--- START OF Available data ---

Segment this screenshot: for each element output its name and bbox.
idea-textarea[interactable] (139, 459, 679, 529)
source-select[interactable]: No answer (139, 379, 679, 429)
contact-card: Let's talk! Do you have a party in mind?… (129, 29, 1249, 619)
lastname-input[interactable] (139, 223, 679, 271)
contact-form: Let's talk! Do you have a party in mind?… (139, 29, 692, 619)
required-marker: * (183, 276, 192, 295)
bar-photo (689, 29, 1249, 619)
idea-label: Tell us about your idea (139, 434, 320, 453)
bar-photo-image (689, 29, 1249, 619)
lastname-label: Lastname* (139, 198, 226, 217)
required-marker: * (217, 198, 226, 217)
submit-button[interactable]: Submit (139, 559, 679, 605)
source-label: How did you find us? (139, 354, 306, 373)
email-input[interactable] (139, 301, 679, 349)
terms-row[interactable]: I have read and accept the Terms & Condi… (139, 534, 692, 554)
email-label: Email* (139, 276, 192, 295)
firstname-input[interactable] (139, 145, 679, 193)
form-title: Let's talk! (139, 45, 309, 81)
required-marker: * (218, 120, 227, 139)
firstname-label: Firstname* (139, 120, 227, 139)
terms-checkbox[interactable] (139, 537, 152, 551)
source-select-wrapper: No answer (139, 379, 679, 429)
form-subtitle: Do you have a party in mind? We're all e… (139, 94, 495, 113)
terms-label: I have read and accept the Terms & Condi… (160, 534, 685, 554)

--- END OF Available data ---

● Written instruction:
Rewrite the data above, replacing every occurrence of "required-marker" with "asterisk-marker" and leaving everything else unchanged.

● Result of this exercise:
Segment this screenshot: for each element output its name and bbox.
idea-textarea[interactable] (139, 459, 679, 529)
source-select[interactable]: No answer (139, 379, 679, 429)
contact-card: Let's talk! Do you have a party in mind?… (129, 29, 1249, 619)
lastname-input[interactable] (139, 223, 679, 271)
contact-form: Let's talk! Do you have a party in mind?… (139, 29, 692, 619)
asterisk-marker: * (183, 276, 192, 295)
bar-photo (689, 29, 1249, 619)
idea-label: Tell us about your idea (139, 434, 320, 453)
bar-photo-image (689, 29, 1249, 619)
lastname-label: Lastname* (139, 198, 226, 217)
asterisk-marker: * (217, 198, 226, 217)
submit-button[interactable]: Submit (139, 559, 679, 605)
source-label: How did you find us? (139, 354, 306, 373)
email-input[interactable] (139, 301, 679, 349)
terms-row[interactable]: I have read and accept the Terms & Condi… (139, 534, 692, 554)
email-label: Email* (139, 276, 192, 295)
firstname-input[interactable] (139, 145, 679, 193)
form-title: Let's talk! (139, 45, 309, 81)
asterisk-marker: * (218, 120, 227, 139)
firstname-label: Firstname* (139, 120, 227, 139)
terms-checkbox[interactable] (139, 537, 152, 551)
source-select-wrapper: No answer (139, 379, 679, 429)
form-subtitle: Do you have a party in mind? We're all e… (139, 94, 495, 113)
terms-label: I have read and accept the Terms & Condi… (160, 534, 685, 554)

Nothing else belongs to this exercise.